Problem to solve
Extract all lines that hold "Neaktivácia" from the records below.

--- Dataset records ---

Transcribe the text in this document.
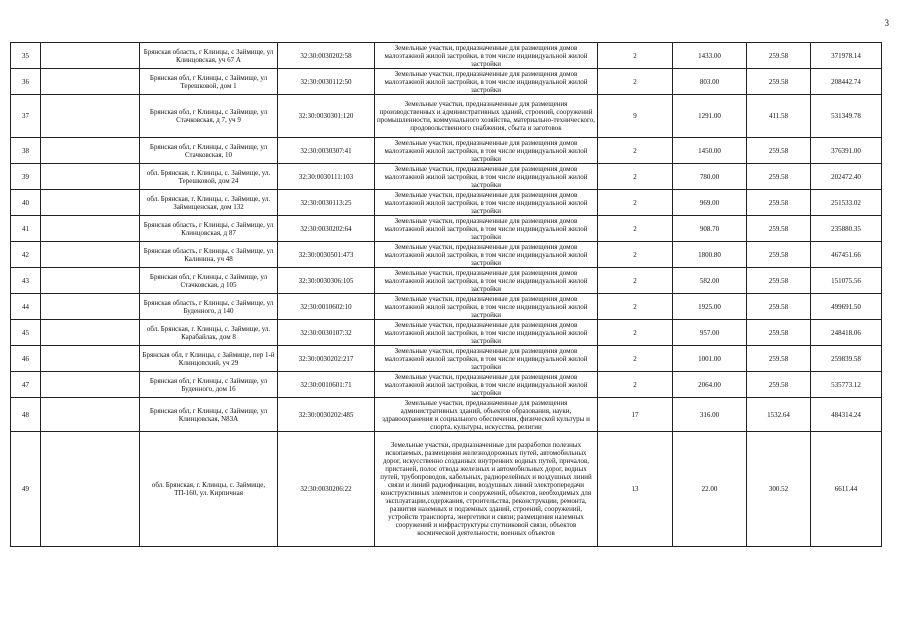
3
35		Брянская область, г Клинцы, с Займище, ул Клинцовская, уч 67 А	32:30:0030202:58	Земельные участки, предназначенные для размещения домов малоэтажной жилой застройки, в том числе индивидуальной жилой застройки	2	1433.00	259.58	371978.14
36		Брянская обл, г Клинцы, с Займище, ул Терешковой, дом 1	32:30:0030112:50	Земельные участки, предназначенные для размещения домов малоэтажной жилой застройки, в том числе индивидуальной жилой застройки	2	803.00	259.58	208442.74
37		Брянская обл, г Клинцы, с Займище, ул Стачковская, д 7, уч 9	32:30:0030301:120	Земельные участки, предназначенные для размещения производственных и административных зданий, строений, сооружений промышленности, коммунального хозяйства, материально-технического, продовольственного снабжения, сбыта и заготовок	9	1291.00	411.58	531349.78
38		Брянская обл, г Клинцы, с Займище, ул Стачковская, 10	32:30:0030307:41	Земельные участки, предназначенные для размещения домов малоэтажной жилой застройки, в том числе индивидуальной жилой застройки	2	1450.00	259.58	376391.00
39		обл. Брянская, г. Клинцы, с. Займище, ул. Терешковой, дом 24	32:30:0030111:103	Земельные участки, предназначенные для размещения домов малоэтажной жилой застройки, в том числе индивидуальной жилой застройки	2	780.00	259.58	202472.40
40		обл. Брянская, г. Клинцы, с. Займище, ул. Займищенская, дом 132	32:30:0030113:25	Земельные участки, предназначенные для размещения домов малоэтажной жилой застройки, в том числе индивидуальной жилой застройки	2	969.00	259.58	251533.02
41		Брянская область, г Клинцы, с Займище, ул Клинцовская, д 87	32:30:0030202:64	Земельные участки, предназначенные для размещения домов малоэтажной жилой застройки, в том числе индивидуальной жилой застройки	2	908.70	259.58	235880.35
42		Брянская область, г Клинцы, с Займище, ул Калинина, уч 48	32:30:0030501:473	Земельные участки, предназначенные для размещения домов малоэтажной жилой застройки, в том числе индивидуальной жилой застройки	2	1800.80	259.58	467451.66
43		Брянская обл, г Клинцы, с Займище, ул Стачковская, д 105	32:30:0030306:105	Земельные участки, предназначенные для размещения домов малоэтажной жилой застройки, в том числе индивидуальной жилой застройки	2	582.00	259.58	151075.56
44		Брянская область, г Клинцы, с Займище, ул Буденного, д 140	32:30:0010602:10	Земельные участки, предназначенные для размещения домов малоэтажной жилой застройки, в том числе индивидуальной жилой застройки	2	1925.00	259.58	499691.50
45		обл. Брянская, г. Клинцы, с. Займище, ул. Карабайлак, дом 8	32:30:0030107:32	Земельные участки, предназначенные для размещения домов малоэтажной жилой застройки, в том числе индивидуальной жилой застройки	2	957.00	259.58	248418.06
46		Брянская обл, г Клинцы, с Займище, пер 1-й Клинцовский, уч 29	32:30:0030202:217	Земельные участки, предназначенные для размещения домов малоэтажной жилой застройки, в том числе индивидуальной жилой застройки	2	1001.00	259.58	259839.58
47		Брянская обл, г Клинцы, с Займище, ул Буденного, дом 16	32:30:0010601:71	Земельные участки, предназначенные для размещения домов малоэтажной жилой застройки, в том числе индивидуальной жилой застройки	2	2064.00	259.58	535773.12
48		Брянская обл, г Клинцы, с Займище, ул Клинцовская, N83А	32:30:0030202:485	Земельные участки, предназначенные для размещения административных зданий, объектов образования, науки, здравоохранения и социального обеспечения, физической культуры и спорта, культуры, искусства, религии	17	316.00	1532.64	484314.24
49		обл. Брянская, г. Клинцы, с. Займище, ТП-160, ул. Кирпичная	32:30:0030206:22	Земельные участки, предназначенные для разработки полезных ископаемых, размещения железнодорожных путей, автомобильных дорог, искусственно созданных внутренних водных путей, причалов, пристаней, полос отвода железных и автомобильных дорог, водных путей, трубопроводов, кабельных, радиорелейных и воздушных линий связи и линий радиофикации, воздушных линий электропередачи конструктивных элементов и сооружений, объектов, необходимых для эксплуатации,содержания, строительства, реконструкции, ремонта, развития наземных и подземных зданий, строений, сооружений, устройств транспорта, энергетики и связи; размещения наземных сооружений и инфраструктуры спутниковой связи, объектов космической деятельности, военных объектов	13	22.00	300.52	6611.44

---
--- Dataset records ---

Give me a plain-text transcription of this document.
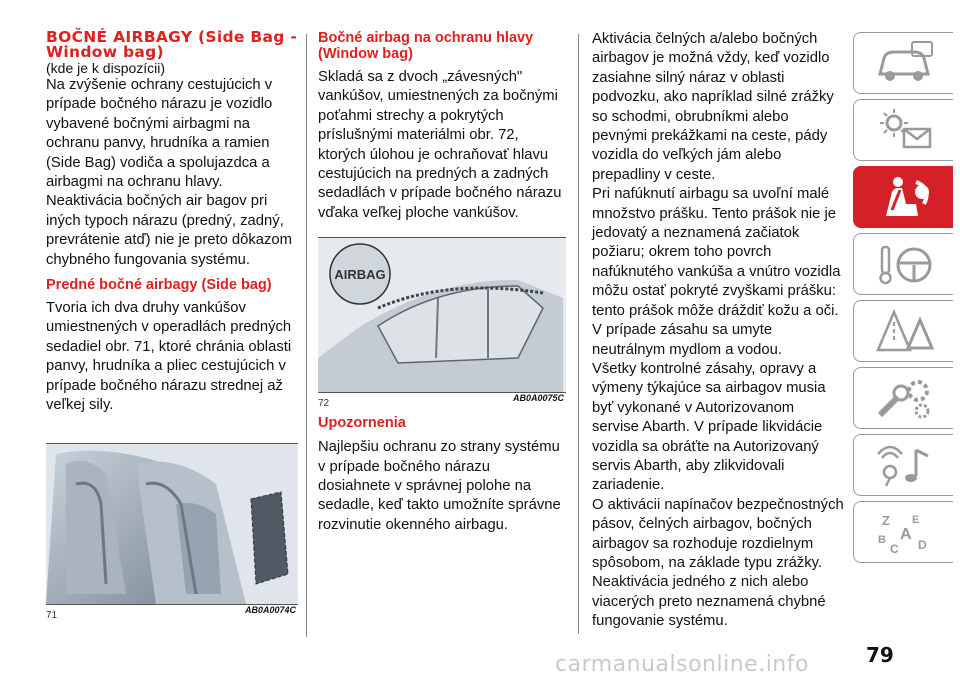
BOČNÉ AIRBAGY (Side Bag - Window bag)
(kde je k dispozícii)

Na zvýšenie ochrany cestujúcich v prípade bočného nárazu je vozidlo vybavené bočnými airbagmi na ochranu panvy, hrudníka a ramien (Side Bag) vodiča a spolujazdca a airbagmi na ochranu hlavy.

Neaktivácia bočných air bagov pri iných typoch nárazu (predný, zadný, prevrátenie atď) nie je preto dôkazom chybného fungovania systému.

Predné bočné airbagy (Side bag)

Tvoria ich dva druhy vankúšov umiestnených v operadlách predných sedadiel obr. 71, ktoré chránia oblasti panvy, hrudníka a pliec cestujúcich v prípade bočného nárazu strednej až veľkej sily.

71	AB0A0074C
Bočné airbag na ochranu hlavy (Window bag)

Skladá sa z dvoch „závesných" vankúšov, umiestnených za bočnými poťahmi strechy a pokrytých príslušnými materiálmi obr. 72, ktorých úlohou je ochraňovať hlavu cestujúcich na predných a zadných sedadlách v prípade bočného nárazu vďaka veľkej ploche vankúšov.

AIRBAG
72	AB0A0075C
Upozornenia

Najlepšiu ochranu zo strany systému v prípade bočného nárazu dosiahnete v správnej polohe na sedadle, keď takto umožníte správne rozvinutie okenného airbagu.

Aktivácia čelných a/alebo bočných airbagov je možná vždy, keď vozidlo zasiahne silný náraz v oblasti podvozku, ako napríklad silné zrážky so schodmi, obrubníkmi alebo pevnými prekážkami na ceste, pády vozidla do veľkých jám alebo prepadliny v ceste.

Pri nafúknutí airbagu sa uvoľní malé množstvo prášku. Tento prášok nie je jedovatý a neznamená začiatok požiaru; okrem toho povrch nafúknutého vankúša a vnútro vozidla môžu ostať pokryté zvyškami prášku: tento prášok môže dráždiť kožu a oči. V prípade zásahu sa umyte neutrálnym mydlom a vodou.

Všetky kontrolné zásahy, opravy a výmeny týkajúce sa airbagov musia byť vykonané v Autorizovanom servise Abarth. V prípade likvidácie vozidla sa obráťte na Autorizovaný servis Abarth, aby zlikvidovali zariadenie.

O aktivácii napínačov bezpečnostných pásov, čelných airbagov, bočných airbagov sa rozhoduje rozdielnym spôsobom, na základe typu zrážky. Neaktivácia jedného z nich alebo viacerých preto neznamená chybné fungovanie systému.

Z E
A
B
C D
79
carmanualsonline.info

---

Solution to this problem
Neaktivácia bočných air bagov pri iných typoch nárazu (predný, zadný, prevrátenie atď) nie je preto dôkazom chybného fungovania systému.
O aktivácii napínačov bezpečnostných pásov, čelných airbagov, bočných airbagov sa rozhoduje rozdielnym spôsobom, na základe typu zrážky. Neaktivácia jedného z nich alebo viacerých preto neznamená chybné fungovanie systému.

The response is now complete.